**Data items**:
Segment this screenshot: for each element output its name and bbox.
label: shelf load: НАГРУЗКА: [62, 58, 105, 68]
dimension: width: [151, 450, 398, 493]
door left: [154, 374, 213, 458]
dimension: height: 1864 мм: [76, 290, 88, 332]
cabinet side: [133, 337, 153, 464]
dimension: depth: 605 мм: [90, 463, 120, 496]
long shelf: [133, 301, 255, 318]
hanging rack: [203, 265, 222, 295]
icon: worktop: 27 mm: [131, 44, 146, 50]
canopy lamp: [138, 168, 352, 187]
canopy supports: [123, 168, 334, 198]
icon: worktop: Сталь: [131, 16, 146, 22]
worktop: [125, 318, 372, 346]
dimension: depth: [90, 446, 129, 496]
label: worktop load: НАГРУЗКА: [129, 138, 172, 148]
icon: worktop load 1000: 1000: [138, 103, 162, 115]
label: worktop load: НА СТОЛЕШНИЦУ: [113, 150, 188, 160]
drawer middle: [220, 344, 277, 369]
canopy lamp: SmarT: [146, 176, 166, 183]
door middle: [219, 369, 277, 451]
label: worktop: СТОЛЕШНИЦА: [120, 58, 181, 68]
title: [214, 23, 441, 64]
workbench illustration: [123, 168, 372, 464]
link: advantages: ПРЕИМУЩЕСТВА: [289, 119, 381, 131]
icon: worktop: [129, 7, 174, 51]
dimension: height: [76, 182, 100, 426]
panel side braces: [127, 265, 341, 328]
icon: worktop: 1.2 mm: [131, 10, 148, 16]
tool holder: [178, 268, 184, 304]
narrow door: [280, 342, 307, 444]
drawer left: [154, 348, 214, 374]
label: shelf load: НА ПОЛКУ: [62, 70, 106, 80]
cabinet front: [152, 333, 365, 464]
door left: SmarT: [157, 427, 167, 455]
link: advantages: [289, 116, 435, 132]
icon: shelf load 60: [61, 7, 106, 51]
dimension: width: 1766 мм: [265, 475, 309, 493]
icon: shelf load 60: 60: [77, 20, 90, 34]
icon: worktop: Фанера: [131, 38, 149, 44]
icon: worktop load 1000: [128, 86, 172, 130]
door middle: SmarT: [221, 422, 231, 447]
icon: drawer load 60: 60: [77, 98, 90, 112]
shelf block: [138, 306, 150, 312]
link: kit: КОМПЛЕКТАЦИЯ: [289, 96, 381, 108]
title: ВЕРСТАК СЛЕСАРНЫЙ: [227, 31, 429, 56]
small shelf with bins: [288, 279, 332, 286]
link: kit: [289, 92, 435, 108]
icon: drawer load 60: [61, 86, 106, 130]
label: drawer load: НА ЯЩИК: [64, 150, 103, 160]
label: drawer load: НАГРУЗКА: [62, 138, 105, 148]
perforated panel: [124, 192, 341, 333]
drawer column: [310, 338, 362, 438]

**To be done**:
Copy every line of the records above verbatim, keeping the original order and formatting.

**Written answer**:
Segment this screenshot: for each element output its name and bbox.
label: shelf load: НАГРУЗКА: [62, 58, 105, 68]
dimension: width: [151, 450, 398, 493]
door left: [154, 374, 213, 458]
dimension: height: 1864 мм: [76, 290, 88, 332]
cabinet side: [133, 337, 153, 464]
dimension: depth: 605 мм: [90, 463, 120, 496]
long shelf: [133, 301, 255, 318]
hanging rack: [203, 265, 222, 295]
icon: worktop: 27 mm: [131, 44, 146, 50]
canopy lamp: [138, 168, 352, 187]
canopy supports: [123, 168, 334, 198]
icon: worktop: Сталь: [131, 16, 146, 22]
worktop: [125, 318, 372, 346]
dimension: depth: [90, 446, 129, 496]
label: worktop load: НАГРУЗКА: [129, 138, 172, 148]
icon: worktop load 1000: 1000: [138, 103, 162, 115]
label: worktop load: НА СТОЛЕШНИЦУ: [113, 150, 188, 160]
drawer middle: [220, 344, 277, 369]
canopy lamp: SmarT: [146, 176, 166, 183]
door middle: [219, 369, 277, 451]
label: worktop: СТОЛЕШНИЦА: [120, 58, 181, 68]
title: [214, 23, 441, 64]
workbench illustration: [123, 168, 372, 464]
link: advantages: ПРЕИМУЩЕСТВА: [289, 119, 381, 131]
icon: worktop: [129, 7, 174, 51]
dimension: height: [76, 182, 100, 426]
panel side braces: [127, 265, 341, 328]
icon: worktop: 1.2 mm: [131, 10, 148, 16]
tool holder: [178, 268, 184, 304]
narrow door: [280, 342, 307, 444]
drawer left: [154, 348, 214, 374]
label: shelf load: НА ПОЛКУ: [62, 70, 106, 80]
cabinet front: [152, 333, 365, 464]
door left: SmarT: [157, 427, 167, 455]
link: advantages: [289, 116, 435, 132]
icon: shelf load 60: [61, 7, 106, 51]
dimension: width: 1766 мм: [265, 475, 309, 493]
icon: shelf load 60: 60: [77, 20, 90, 34]
icon: worktop: Фанера: [131, 38, 149, 44]
icon: worktop load 1000: [128, 86, 172, 130]
door middle: SmarT: [221, 422, 231, 447]
icon: drawer load 60: 60: [77, 98, 90, 112]
shelf block: [138, 306, 150, 312]
link: kit: КОМПЛЕКТАЦИЯ: [289, 96, 381, 108]
title: ВЕРСТАК СЛЕСАРНЫЙ: [227, 31, 429, 56]
small shelf with bins: [288, 279, 332, 286]
link: kit: [289, 92, 435, 108]
icon: drawer load 60: [61, 86, 106, 130]
label: drawer load: НА ЯЩИК: [64, 150, 103, 160]
label: drawer load: НАГРУЗКА: [62, 138, 105, 148]
perforated panel: [124, 192, 341, 333]
drawer column: [310, 338, 362, 438]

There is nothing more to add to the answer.